* begin Reading passage *
Your accounting system effectively documents all the activity in your business and provides critical information to make good business decisions. If you’ve outgrown your accounting system and you’re moving to a new and improved model (like MYOB Exo!), it’s absolutely necessary that the transition is as seamless as possible so no information falls through the cracks.

To successfully transition to a new accounting system, you need to consider these factors:

CHANGE MANAGEMENT

A smooth transition starts with preparing your staff for change and guiding them through the process. First, communicate why your firm is moving to a new accounting software system. While the transition might require a lot of work on behalf of some key staff members, explain that your business will benefit from the new system in the long run.

Once you’ve explained why you’re making the transition, train your staff to implement the change. Schedule some time and verify that your current accounting procedures are documented. Work with your software provider to create a plan of conversion. Ensure that all stakeholders (accounting and finance staff, operations, senior management and even sales if your accounting system is linked to your inventory or job costing functions) are involved in planning the conversion.

UNDERSTANDING YOUR UNIQUE BUSINESS

Your company has processes that are unique to its particular industry. A retailer, for example, accounts for inventory. On the other hand, a manufacturer must account for raw materials and work in progress. You need to consider your unique business processes and how they link to your accounting structure in order to implement a smooth software conversion.

TEST YOUR NEW SYSTEM

Ideally you should have a transition period in order to test the new system is tracking data in the same way as the old system and avoid missing anything out. Run a set of transactions concurrently through your current and new system and review the results to ensure they are accurate.
* end Reading passage *
Set of tasks ::
[1] Write out the passage of the accounting-system transition article from "A smooth transition" up to and including "the long run.".
[2] For each statement below, say yes or no to whether the accounting-system transition article supports it, and quote the deciding words from the article.
(a) A manufacturer must account for raw materials and work in progress.
(b) Sales staff should be left out of planning the conversion.
(c) During testing, transactions should be run only through the new system.
[3] Carry on the accounting-system transition article, starting after its final sentence.
* begin Record extracts *
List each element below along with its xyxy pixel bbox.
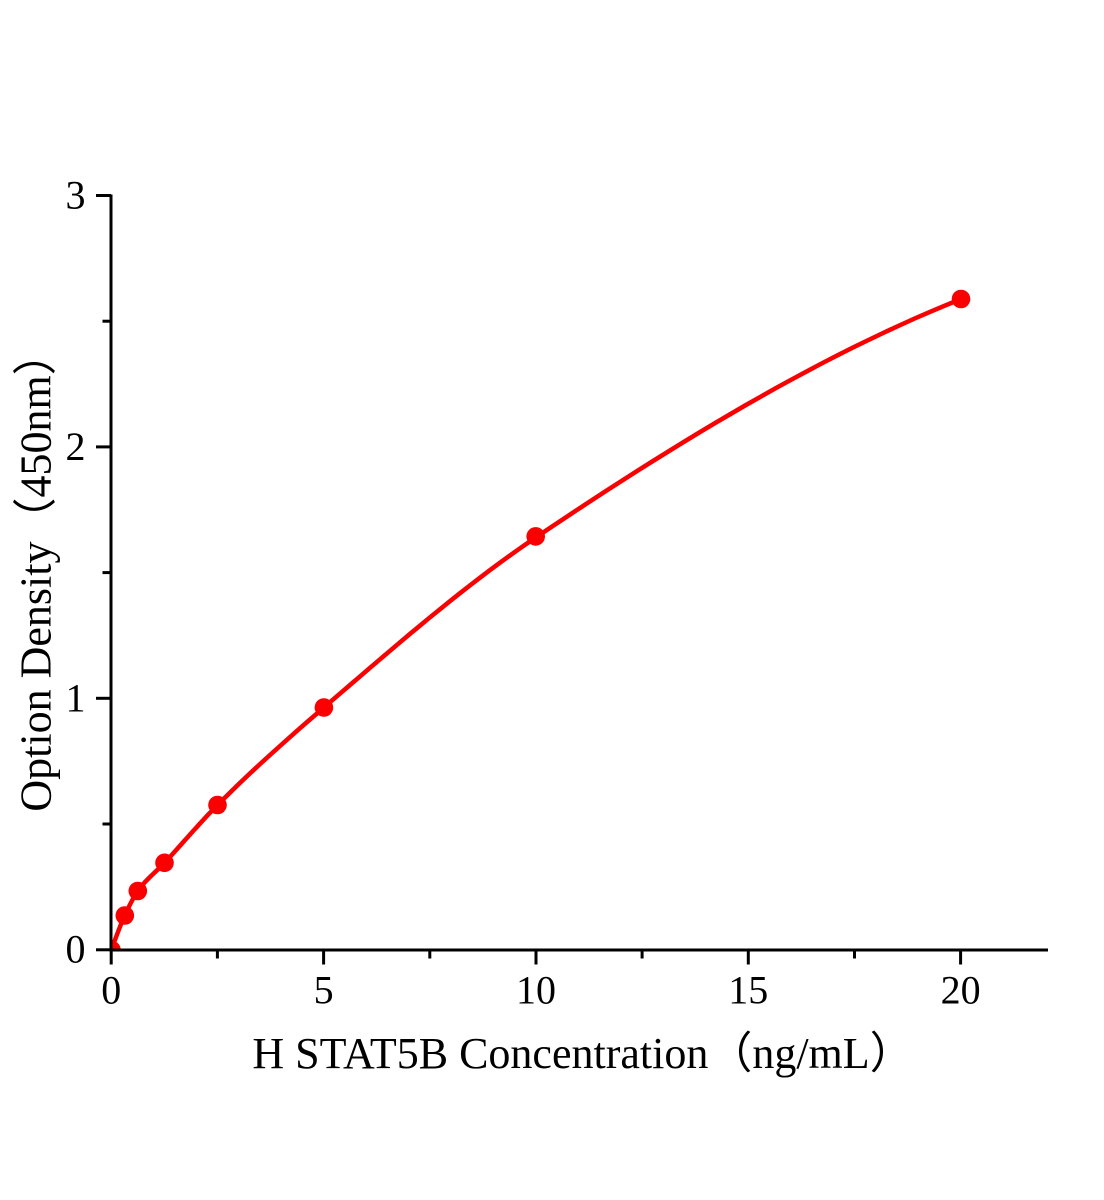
svg-text:1: 1 (66, 675, 86, 720)
svg-text:0: 0 (101, 968, 121, 1013)
svg-text:20: 20 (941, 968, 981, 1013)
svg-text:2: 2 (66, 424, 86, 469)
svg-text:10: 10 (516, 968, 556, 1013)
svg-text:Option Density（450nm）: Option Density（450nm） (12, 331, 61, 811)
svg-text:H STAT5B Concentration（ng/mL）: H STAT5B Concentration（ng/mL） (252, 1029, 913, 1078)
svg-text:5: 5 (314, 968, 334, 1013)
svg-text:15: 15 (728, 968, 768, 1013)
svg-text:0: 0 (66, 927, 86, 972)
svg-text:3: 3 (66, 173, 86, 218)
* end Record extracts *
Answer list ::
[1]
A smooth transition starts with preparing your staff for change and guiding them through the process. First, communicate why your firm is moving to a new accounting software system. While the transition might require a lot of work on behalf of some key staff members, explain that your business will benefit from the new system in the long run.

[2]
(a) Yes: "a manufacturer must account for raw materials and work in progress."
(b) No: "and even sales if your accounting system is linked to your inventory or job costing functions"
(c) No: "Run a set of transactions concurrently through your current and new system"

[3]
Consider a denim jeans manufacturer for example. They decide to run transactions through their new system, at the same time, they process data through their existing (live) system. If their new software is operating properly, they should get the same accounting results as their current system produces. In this case, that means that the same dollar amount of denim is moved into production using both accounting systems. Both programs also post the same number of units, the same sales intake, same profit figure etc.

A FINAL SET OF TRANSACTIONS

Before you implement your new system, generate a set of adjusted financial statements at the end of a particular period. That “clean” set of financials will be your starting point for a new system. At the end of October, for example, you print a trial balance and post your accounting adjustments. Once you’re satisfied with your adjusted trial balance, you generate October financial statements (balance sheet, income statement, etc.).

GOING LIVE

Say you decide to go live with your new accounting software on November 1st. You’ve communicated the November conversion data to your staff. Each person in the organisation has provided his or her input on the implementation process. Your staff has a new operations manual and has trained on the new software.

At various points after software implementation, you analyse the results that are generated by the new software. You use your October 31st accounting data to ensure that November accounting activity is posted correctly.

These tips can help you have a smooth transition to your new accounting system.

WORK WITH AN EXPERT

Consider working with an accounting software expert to help you with the implementation process. We are available to talk through your particular situation with you and provide advice to help make your software switchover seamless. Contact us at (08) 9328 1678 or via our contact form and we’ll get in touch!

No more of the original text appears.